→ MATERIAL TO PROCESS:
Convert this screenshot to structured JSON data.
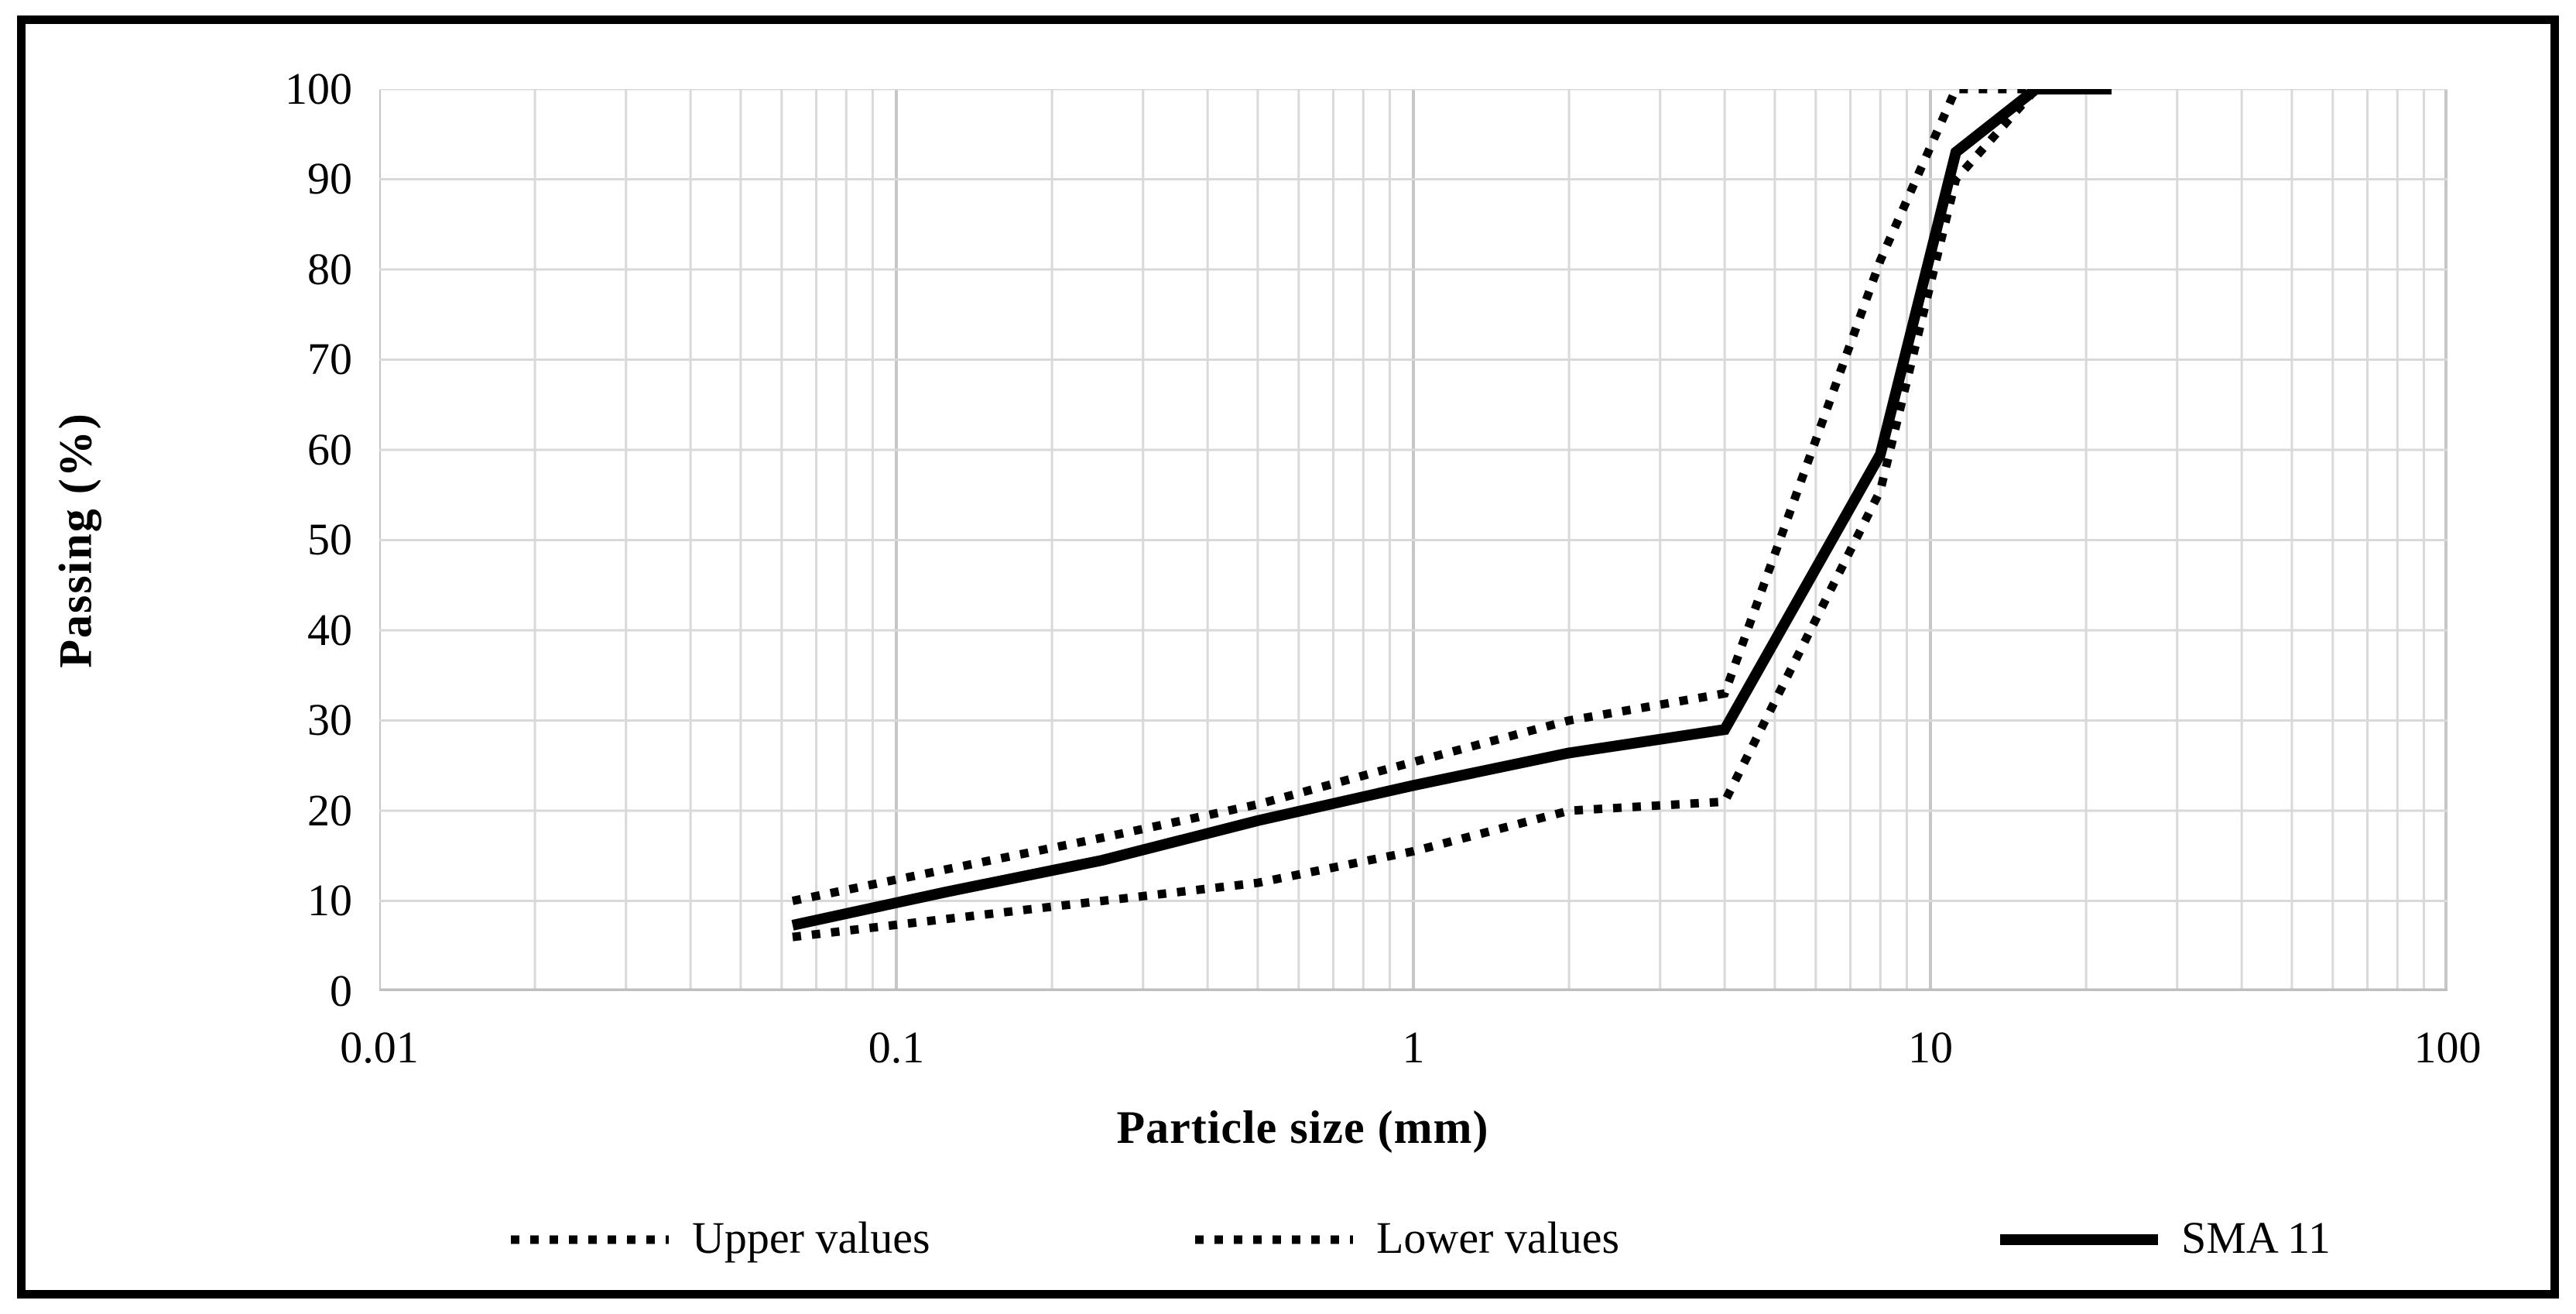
{
  "chart_data": {
    "type": "line",
    "title": "",
    "xlabel": "Particle size (mm)",
    "ylabel": "Passing (%)",
    "x_scale": "log",
    "xlim": [
      0.01,
      100
    ],
    "ylim": [
      0,
      100
    ],
    "grid": true,
    "legend_position": "bottom",
    "x_tick_labels": [
      "0.01",
      "0.1",
      "1",
      "10",
      "100"
    ],
    "y_tick_labels": [
      "100",
      "90",
      "80",
      "70",
      "60",
      "50",
      "40",
      "30",
      "20",
      "10",
      "0"
    ],
    "colors": {
      "line": "#000000",
      "grid_minor": "#d9d9d9",
      "grid_major": "#c6c6c6",
      "axis": "#bfbfbf"
    },
    "series": [
      {
        "name": "Upper values",
        "style": "dotted",
        "x": [
          0.063,
          0.125,
          0.25,
          0.5,
          1,
          2,
          4,
          8,
          11.2,
          16
        ],
        "y": [
          10,
          13.5,
          17,
          20.7,
          25.4,
          30,
          33,
          81,
          100,
          100
        ]
      },
      {
        "name": "Lower values",
        "style": "dotted",
        "x": [
          0.063,
          0.125,
          0.25,
          0.5,
          1,
          2,
          4,
          8,
          11.2,
          16
        ],
        "y": [
          6,
          8,
          10,
          12,
          15.5,
          20,
          21,
          55.5,
          90,
          100
        ]
      },
      {
        "name": "SMA 11",
        "style": "solid",
        "x": [
          0.063,
          0.125,
          0.25,
          0.5,
          1,
          2,
          4,
          8,
          11.2,
          16,
          22.4
        ],
        "y": [
          7.3,
          11,
          14.5,
          18.9,
          22.8,
          26.4,
          29,
          59.5,
          93,
          100,
          100
        ]
      }
    ]
  }
}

→ WHAT THIS TASK INVOLVES: Return only the count of lines in the records that hold the word "name".

→ FULL ANSWER: 3